-- begin --
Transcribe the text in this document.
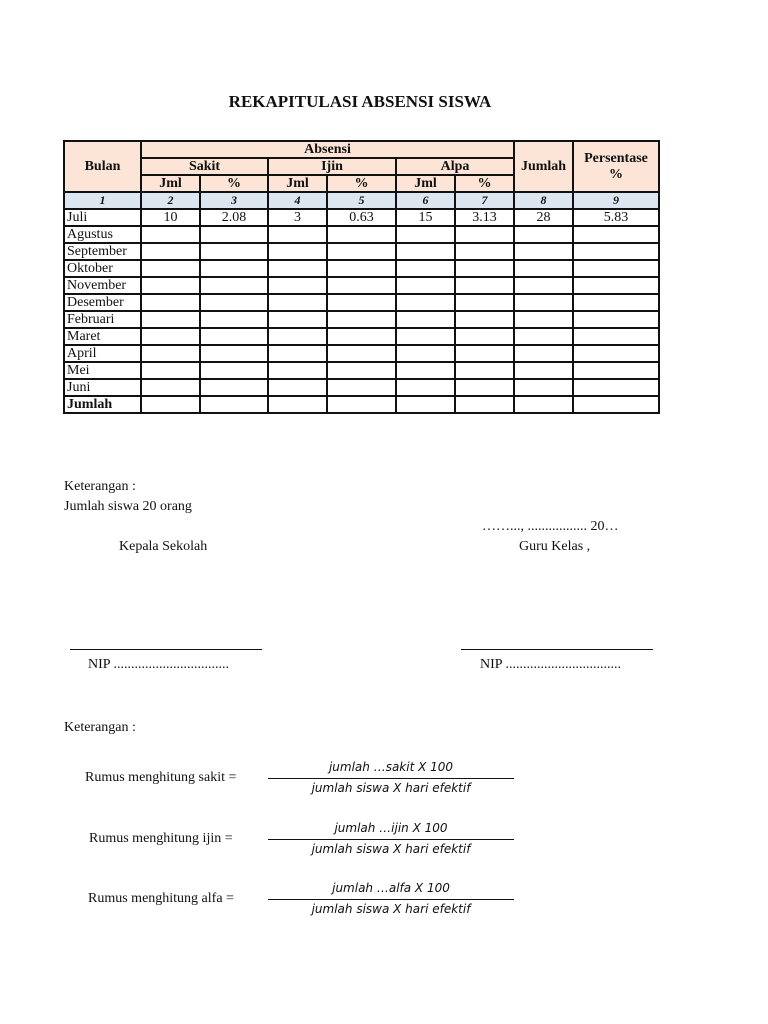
REKAPITULASI ABSENSI SISWA
Bulan	Absensi						Jumlah	Persentase %
	Sakit		Ijin		Alpa			
	Jml	%	Jml	%	Jml	%		
1	2	3	4	5	6	7	8	9
Juli	10	2.08	3	0.63	15	3.13	28	5.83
Agustus								
September								
Oktober								
November								
Desember								
Februari								
Maret								
April								
Mei								
Juni								
Jumlah								
Keterangan :
Jumlah siswa 20 orang
……..., ................. 20…
Kepala Sekolah	Guru Kelas ,
NIP .................................	NIP .................................
Keterangan :
Rumus menghitung sakit =
jumlah …sakit X 100
jumlah siswa X hari efektif
Rumus menghitung ijin =
jumlah …ijin X 100
jumlah siswa X hari efektif
Rumus menghitung alfa =
jumlah …alfa X 100
jumlah siswa X hari efektif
-- end --
* _Instructions for the task_
Copy each line above where the string "Rumus" occurs.

* _Exercise output_
Rumus menghitung sakit =
Rumus menghitung ijin =
Rumus menghitung alfa =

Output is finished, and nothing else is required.